[Figure dataset records]
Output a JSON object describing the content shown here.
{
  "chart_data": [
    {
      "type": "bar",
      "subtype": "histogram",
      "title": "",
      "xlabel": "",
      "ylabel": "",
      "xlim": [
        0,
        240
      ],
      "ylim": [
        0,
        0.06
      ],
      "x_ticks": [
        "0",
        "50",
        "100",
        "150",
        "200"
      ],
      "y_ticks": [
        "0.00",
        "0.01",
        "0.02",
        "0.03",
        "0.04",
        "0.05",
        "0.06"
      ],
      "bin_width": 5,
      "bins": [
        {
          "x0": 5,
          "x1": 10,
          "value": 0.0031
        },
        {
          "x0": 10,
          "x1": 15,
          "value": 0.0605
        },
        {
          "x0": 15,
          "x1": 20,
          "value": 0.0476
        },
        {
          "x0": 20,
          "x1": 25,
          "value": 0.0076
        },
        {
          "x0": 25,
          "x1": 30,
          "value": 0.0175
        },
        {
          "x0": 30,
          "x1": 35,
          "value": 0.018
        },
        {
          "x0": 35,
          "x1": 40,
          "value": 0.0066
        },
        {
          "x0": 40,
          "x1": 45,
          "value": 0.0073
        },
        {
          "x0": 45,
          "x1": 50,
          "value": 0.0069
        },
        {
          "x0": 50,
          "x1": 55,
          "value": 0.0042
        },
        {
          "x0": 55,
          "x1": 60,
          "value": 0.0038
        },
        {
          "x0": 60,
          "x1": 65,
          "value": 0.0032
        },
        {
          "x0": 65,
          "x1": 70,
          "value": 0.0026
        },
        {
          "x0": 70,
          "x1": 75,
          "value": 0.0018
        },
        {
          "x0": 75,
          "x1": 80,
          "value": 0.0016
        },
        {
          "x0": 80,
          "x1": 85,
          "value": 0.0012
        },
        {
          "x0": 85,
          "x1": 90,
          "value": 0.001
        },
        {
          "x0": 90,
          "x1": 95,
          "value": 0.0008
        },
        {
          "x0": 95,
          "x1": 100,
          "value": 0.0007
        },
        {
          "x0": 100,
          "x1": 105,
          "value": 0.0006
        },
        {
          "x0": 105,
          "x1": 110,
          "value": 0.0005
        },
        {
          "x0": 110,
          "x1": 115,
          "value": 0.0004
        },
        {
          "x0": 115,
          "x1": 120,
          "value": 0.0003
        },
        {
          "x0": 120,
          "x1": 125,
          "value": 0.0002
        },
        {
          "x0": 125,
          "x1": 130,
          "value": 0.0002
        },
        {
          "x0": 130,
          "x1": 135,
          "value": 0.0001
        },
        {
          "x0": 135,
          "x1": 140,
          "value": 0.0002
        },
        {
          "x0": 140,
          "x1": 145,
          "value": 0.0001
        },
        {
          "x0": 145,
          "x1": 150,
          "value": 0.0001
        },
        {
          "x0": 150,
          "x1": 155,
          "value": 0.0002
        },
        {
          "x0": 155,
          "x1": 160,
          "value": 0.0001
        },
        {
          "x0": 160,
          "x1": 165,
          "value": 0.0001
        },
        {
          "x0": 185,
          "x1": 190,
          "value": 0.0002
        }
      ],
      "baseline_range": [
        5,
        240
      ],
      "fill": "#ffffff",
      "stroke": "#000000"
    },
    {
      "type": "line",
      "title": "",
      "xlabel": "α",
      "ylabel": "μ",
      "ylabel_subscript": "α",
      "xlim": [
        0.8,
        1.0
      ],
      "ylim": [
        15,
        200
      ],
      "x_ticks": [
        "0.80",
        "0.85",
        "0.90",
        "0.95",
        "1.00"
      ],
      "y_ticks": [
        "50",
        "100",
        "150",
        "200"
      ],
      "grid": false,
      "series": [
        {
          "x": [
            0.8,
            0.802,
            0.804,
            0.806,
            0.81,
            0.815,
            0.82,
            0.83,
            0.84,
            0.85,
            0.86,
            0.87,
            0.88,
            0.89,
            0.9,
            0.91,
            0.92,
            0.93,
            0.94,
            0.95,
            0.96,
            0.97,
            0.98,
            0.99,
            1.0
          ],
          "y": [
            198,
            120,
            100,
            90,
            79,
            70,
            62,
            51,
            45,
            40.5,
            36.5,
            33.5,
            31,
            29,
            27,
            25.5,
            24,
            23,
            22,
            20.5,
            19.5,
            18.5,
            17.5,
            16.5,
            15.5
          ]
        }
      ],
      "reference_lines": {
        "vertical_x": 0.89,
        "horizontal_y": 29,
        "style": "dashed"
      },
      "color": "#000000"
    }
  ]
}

= PROBLEM REQUIREMENTS =
Type the whole listing again, unaltered.

= OUTPUT BELOW =
Output a JSON object describing the content shown here.
{
  "chart_data": [
    {
      "type": "bar",
      "subtype": "histogram",
      "title": "",
      "xlabel": "",
      "ylabel": "",
      "xlim": [
        0,
        240
      ],
      "ylim": [
        0,
        0.06
      ],
      "x_ticks": [
        "0",
        "50",
        "100",
        "150",
        "200"
      ],
      "y_ticks": [
        "0.00",
        "0.01",
        "0.02",
        "0.03",
        "0.04",
        "0.05",
        "0.06"
      ],
      "bin_width": 5,
      "bins": [
        {
          "x0": 5,
          "x1": 10,
          "value": 0.0031
        },
        {
          "x0": 10,
          "x1": 15,
          "value": 0.0605
        },
        {
          "x0": 15,
          "x1": 20,
          "value": 0.0476
        },
        {
          "x0": 20,
          "x1": 25,
          "value": 0.0076
        },
        {
          "x0": 25,
          "x1": 30,
          "value": 0.0175
        },
        {
          "x0": 30,
          "x1": 35,
          "value": 0.018
        },
        {
          "x0": 35,
          "x1": 40,
          "value": 0.0066
        },
        {
          "x0": 40,
          "x1": 45,
          "value": 0.0073
        },
        {
          "x0": 45,
          "x1": 50,
          "value": 0.0069
        },
        {
          "x0": 50,
          "x1": 55,
          "value": 0.0042
        },
        {
          "x0": 55,
          "x1": 60,
          "value": 0.0038
        },
        {
          "x0": 60,
          "x1": 65,
          "value": 0.0032
        },
        {
          "x0": 65,
          "x1": 70,
          "value": 0.0026
        },
        {
          "x0": 70,
          "x1": 75,
          "value": 0.0018
        },
        {
          "x0": 75,
          "x1": 80,
          "value": 0.0016
        },
        {
          "x0": 80,
          "x1": 85,
          "value": 0.0012
        },
        {
          "x0": 85,
          "x1": 90,
          "value": 0.001
        },
        {
          "x0": 90,
          "x1": 95,
          "value": 0.0008
        },
        {
          "x0": 95,
          "x1": 100,
          "value": 0.0007
        },
        {
          "x0": 100,
          "x1": 105,
          "value": 0.0006
        },
        {
          "x0": 105,
          "x1": 110,
          "value": 0.0005
        },
        {
          "x0": 110,
          "x1": 115,
          "value": 0.0004
        },
        {
          "x0": 115,
          "x1": 120,
          "value": 0.0003
        },
        {
          "x0": 120,
          "x1": 125,
          "value": 0.0002
        },
        {
          "x0": 125,
          "x1": 130,
          "value": 0.0002
        },
        {
          "x0": 130,
          "x1": 135,
          "value": 0.0001
        },
        {
          "x0": 135,
          "x1": 140,
          "value": 0.0002
        },
        {
          "x0": 140,
          "x1": 145,
          "value": 0.0001
        },
        {
          "x0": 145,
          "x1": 150,
          "value": 0.0001
        },
        {
          "x0": 150,
          "x1": 155,
          "value": 0.0002
        },
        {
          "x0": 155,
          "x1": 160,
          "value": 0.0001
        },
        {
          "x0": 160,
          "x1": 165,
          "value": 0.0001
        },
        {
          "x0": 185,
          "x1": 190,
          "value": 0.0002
        }
      ],
      "baseline_range": [
        5,
        240
      ],
      "fill": "#ffffff",
      "stroke": "#000000"
    },
    {
      "type": "line",
      "title": "",
      "xlabel": "α",
      "ylabel": "μ",
      "ylabel_subscript": "α",
      "xlim": [
        0.8,
        1.0
      ],
      "ylim": [
        15,
        200
      ],
      "x_ticks": [
        "0.80",
        "0.85",
        "0.90",
        "0.95",
        "1.00"
      ],
      "y_ticks": [
        "50",
        "100",
        "150",
        "200"
      ],
      "grid": false,
      "series": [
        {
          "x": [
            0.8,
            0.802,
            0.804,
            0.806,
            0.81,
            0.815,
            0.82,
            0.83,
            0.84,
            0.85,
            0.86,
            0.87,
            0.88,
            0.89,
            0.9,
            0.91,
            0.92,
            0.93,
            0.94,
            0.95,
            0.96,
            0.97,
            0.98,
            0.99,
            1.0
          ],
          "y": [
            198,
            120,
            100,
            90,
            79,
            70,
            62,
            51,
            45,
            40.5,
            36.5,
            33.5,
            31,
            29,
            27,
            25.5,
            24,
            23,
            22,
            20.5,
            19.5,
            18.5,
            17.5,
            16.5,
            15.5
          ]
        }
      ],
      "reference_lines": {
        "vertical_x": 0.89,
        "horizontal_y": 29,
        "style": "dashed"
      },
      "color": "#000000"
    }
  ]
}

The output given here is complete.